[Stored data]
=======
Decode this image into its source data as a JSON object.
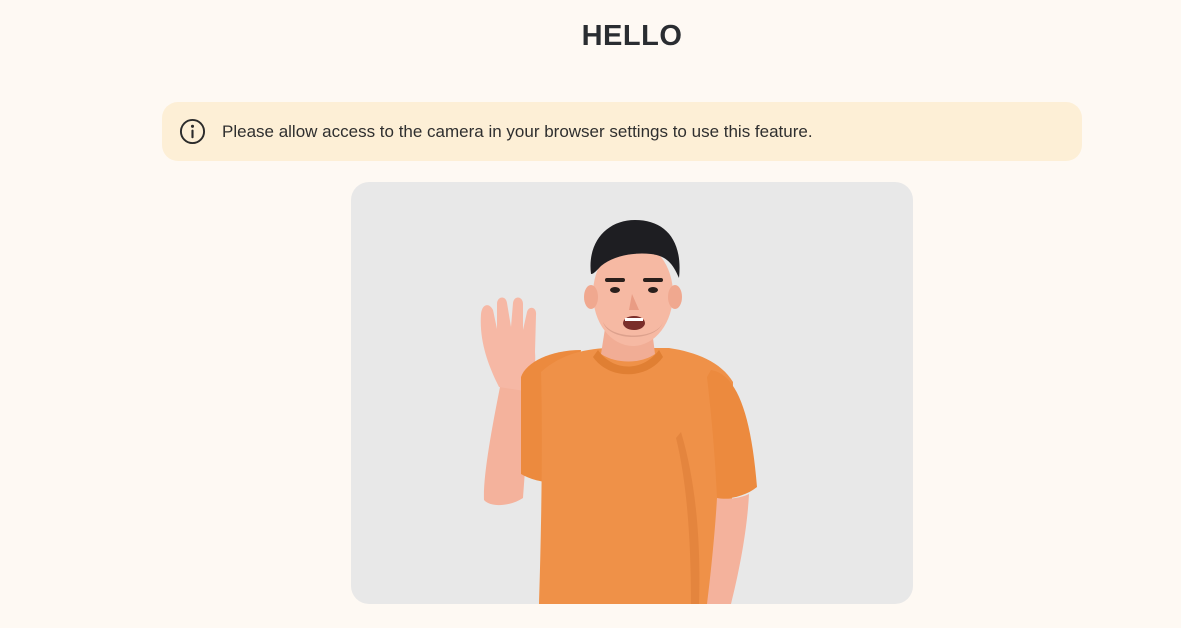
{
  "page": {
    "title": "HELLO"
  },
  "notice": {
    "message": "Please allow access to the camera in your browser settings to use this feature.",
    "icon": "info-icon"
  },
  "video": {
    "subject": "person-waving"
  },
  "colors": {
    "background": "#fef9f3",
    "banner": "#fdefd6",
    "video_bg": "#e8e8e8",
    "shirt": "#ef9148"
  }
}
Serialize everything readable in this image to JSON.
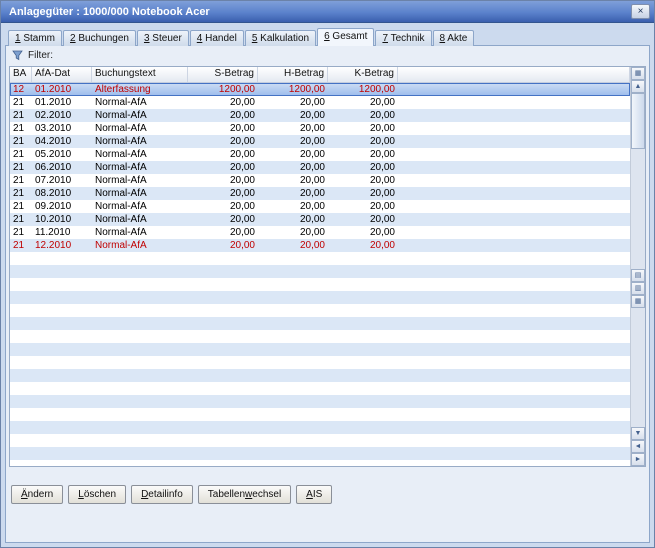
{
  "window": {
    "title": "Anlagegüter : 1000/000 Notebook Acer"
  },
  "colors": {
    "titlebar_top": "#7f9fd9",
    "titlebar_bottom": "#3a5fae",
    "row_stripe": "#dbe7f6",
    "selection": "#9cbcec",
    "alert_text": "#c00000"
  },
  "icons": {
    "close": "×",
    "grid": "▦",
    "up": "▲",
    "down": "▼",
    "left": "◄",
    "right": "►",
    "marker1": "▤",
    "marker2": "▥",
    "marker3": "▦",
    "filter": "funnel-icon"
  },
  "tabs": [
    {
      "id": "stamm",
      "hotkey": "1",
      "label": "Stamm",
      "active": false
    },
    {
      "id": "buchungen",
      "hotkey": "2",
      "label": "Buchungen",
      "active": false
    },
    {
      "id": "steuer",
      "hotkey": "3",
      "label": "Steuer",
      "active": false
    },
    {
      "id": "handel",
      "hotkey": "4",
      "label": "Handel",
      "active": false
    },
    {
      "id": "kalkulation",
      "hotkey": "5",
      "label": "Kalkulation",
      "active": false
    },
    {
      "id": "gesamt",
      "hotkey": "6",
      "label": "Gesamt",
      "active": true
    },
    {
      "id": "technik",
      "hotkey": "7",
      "label": "Technik",
      "active": false
    },
    {
      "id": "akte",
      "hotkey": "8",
      "label": "Akte",
      "active": false
    }
  ],
  "filter": {
    "label": "Filter:"
  },
  "table": {
    "columns": [
      "BA",
      "AfA-Dat",
      "Buchungstext",
      "S-Betrag",
      "H-Betrag",
      "K-Betrag",
      ""
    ],
    "rows": [
      {
        "ba": "12",
        "date": "01.2010",
        "text": "Alterfassung",
        "s": "1200,00",
        "h": "1200,00",
        "k": "1200,00",
        "selected": true,
        "red": true
      },
      {
        "ba": "21",
        "date": "01.2010",
        "text": "Normal-AfA",
        "s": "20,00",
        "h": "20,00",
        "k": "20,00"
      },
      {
        "ba": "21",
        "date": "02.2010",
        "text": "Normal-AfA",
        "s": "20,00",
        "h": "20,00",
        "k": "20,00"
      },
      {
        "ba": "21",
        "date": "03.2010",
        "text": "Normal-AfA",
        "s": "20,00",
        "h": "20,00",
        "k": "20,00"
      },
      {
        "ba": "21",
        "date": "04.2010",
        "text": "Normal-AfA",
        "s": "20,00",
        "h": "20,00",
        "k": "20,00"
      },
      {
        "ba": "21",
        "date": "05.2010",
        "text": "Normal-AfA",
        "s": "20,00",
        "h": "20,00",
        "k": "20,00"
      },
      {
        "ba": "21",
        "date": "06.2010",
        "text": "Normal-AfA",
        "s": "20,00",
        "h": "20,00",
        "k": "20,00"
      },
      {
        "ba": "21",
        "date": "07.2010",
        "text": "Normal-AfA",
        "s": "20,00",
        "h": "20,00",
        "k": "20,00"
      },
      {
        "ba": "21",
        "date": "08.2010",
        "text": "Normal-AfA",
        "s": "20,00",
        "h": "20,00",
        "k": "20,00"
      },
      {
        "ba": "21",
        "date": "09.2010",
        "text": "Normal-AfA",
        "s": "20,00",
        "h": "20,00",
        "k": "20,00"
      },
      {
        "ba": "21",
        "date": "10.2010",
        "text": "Normal-AfA",
        "s": "20,00",
        "h": "20,00",
        "k": "20,00"
      },
      {
        "ba": "21",
        "date": "11.2010",
        "text": "Normal-AfA",
        "s": "20,00",
        "h": "20,00",
        "k": "20,00"
      },
      {
        "ba": "21",
        "date": "12.2010",
        "text": "Normal-AfA",
        "s": "20,00",
        "h": "20,00",
        "k": "20,00",
        "red": true
      }
    ]
  },
  "buttons": [
    {
      "id": "aendern",
      "pre": "",
      "hotkey": "Ä",
      "post": "ndern"
    },
    {
      "id": "loeschen",
      "pre": "",
      "hotkey": "L",
      "post": "öschen"
    },
    {
      "id": "detailinfo",
      "pre": "",
      "hotkey": "D",
      "post": "etailinfo"
    },
    {
      "id": "tabellenwechsel",
      "pre": "Tabellen",
      "hotkey": "w",
      "post": "echsel"
    },
    {
      "id": "ais",
      "pre": "",
      "hotkey": "A",
      "post": "IS"
    }
  ]
}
=======
Aim of the exercise
Restate the entire listing word for word, excluding pictures.

Response for this exercise
Decode this image into its source data as a JSON object.
{
  "page": {
    "title": "HELLO"
  },
  "notice": {
    "message": "Please allow access to the camera in your browser settings to use this feature.",
    "icon": "info-icon"
  },
  "video": {
    "subject": "person-waving"
  },
  "colors": {
    "background": "#fef9f3",
    "banner": "#fdefd6",
    "video_bg": "#e8e8e8",
    "shirt": "#ef9148"
  }
}
Serialize everything readable in this image to JSON.
{
  "window": {
    "title": "Anlagegüter : 1000/000 Notebook Acer"
  },
  "colors": {
    "titlebar_top": "#7f9fd9",
    "titlebar_bottom": "#3a5fae",
    "row_stripe": "#dbe7f6",
    "selection": "#9cbcec",
    "alert_text": "#c00000"
  },
  "icons": {
    "close": "×",
    "grid": "▦",
    "up": "▲",
    "down": "▼",
    "left": "◄",
    "right": "►",
    "marker1": "▤",
    "marker2": "▥",
    "marker3": "▦",
    "filter": "funnel-icon"
  },
  "tabs": [
    {
      "id": "stamm",
      "hotkey": "1",
      "label": "Stamm",
      "active": false
    },
    {
      "id": "buchungen",
      "hotkey": "2",
      "label": "Buchungen",
      "active": false
    },
    {
      "id": "steuer",
      "hotkey": "3",
      "label": "Steuer",
      "active": false
    },
    {
      "id": "handel",
      "hotkey": "4",
      "label": "Handel",
      "active": false
    },
    {
      "id": "kalkulation",
      "hotkey": "5",
      "label": "Kalkulation",
      "active": false
    },
    {
      "id": "gesamt",
      "hotkey": "6",
      "label": "Gesamt",
      "active": true
    },
    {
      "id": "technik",
      "hotkey": "7",
      "label": "Technik",
      "active": false
    },
    {
      "id": "akte",
      "hotkey": "8",
      "label": "Akte",
      "active": false
    }
  ],
  "filter": {
    "label": "Filter:"
  },
  "table": {
    "columns": [
      "BA",
      "AfA-Dat",
      "Buchungstext",
      "S-Betrag",
      "H-Betrag",
      "K-Betrag",
      ""
    ],
    "rows": [
      {
        "ba": "12",
        "date": "01.2010",
        "text": "Alterfassung",
        "s": "1200,00",
        "h": "1200,00",
        "k": "1200,00",
        "selected": true,
        "red": true
      },
      {
        "ba": "21",
        "date": "01.2010",
        "text": "Normal-AfA",
        "s": "20,00",
        "h": "20,00",
        "k": "20,00"
      },
      {
        "ba": "21",
        "date": "02.2010",
        "text": "Normal-AfA",
        "s": "20,00",
        "h": "20,00",
        "k": "20,00"
      },
      {
        "ba": "21",
        "date": "03.2010",
        "text": "Normal-AfA",
        "s": "20,00",
        "h": "20,00",
        "k": "20,00"
      },
      {
        "ba": "21",
        "date": "04.2010",
        "text": "Normal-AfA",
        "s": "20,00",
        "h": "20,00",
        "k": "20,00"
      },
      {
        "ba": "21",
        "date": "05.2010",
        "text": "Normal-AfA",
        "s": "20,00",
        "h": "20,00",
        "k": "20,00"
      },
      {
        "ba": "21",
        "date": "06.2010",
        "text": "Normal-AfA",
        "s": "20,00",
        "h": "20,00",
        "k": "20,00"
      },
      {
        "ba": "21",
        "date": "07.2010",
        "text": "Normal-AfA",
        "s": "20,00",
        "h": "20,00",
        "k": "20,00"
      },
      {
        "ba": "21",
        "date": "08.2010",
        "text": "Normal-AfA",
        "s": "20,00",
        "h": "20,00",
        "k": "20,00"
      },
      {
        "ba": "21",
        "date": "09.2010",
        "text": "Normal-AfA",
        "s": "20,00",
        "h": "20,00",
        "k": "20,00"
      },
      {
        "ba": "21",
        "date": "10.2010",
        "text": "Normal-AfA",
        "s": "20,00",
        "h": "20,00",
        "k": "20,00"
      },
      {
        "ba": "21",
        "date": "11.2010",
        "text": "Normal-AfA",
        "s": "20,00",
        "h": "20,00",
        "k": "20,00"
      },
      {
        "ba": "21",
        "date": "12.2010",
        "text": "Normal-AfA",
        "s": "20,00",
        "h": "20,00",
        "k": "20,00",
        "red": true
      }
    ]
  },
  "buttons": [
    {
      "id": "aendern",
      "pre": "",
      "hotkey": "Ä",
      "post": "ndern"
    },
    {
      "id": "loeschen",
      "pre": "",
      "hotkey": "L",
      "post": "öschen"
    },
    {
      "id": "detailinfo",
      "pre": "",
      "hotkey": "D",
      "post": "etailinfo"
    },
    {
      "id": "tabellenwechsel",
      "pre": "Tabellen",
      "hotkey": "w",
      "post": "echsel"
    },
    {
      "id": "ais",
      "pre": "",
      "hotkey": "A",
      "post": "IS"
    }
  ]
}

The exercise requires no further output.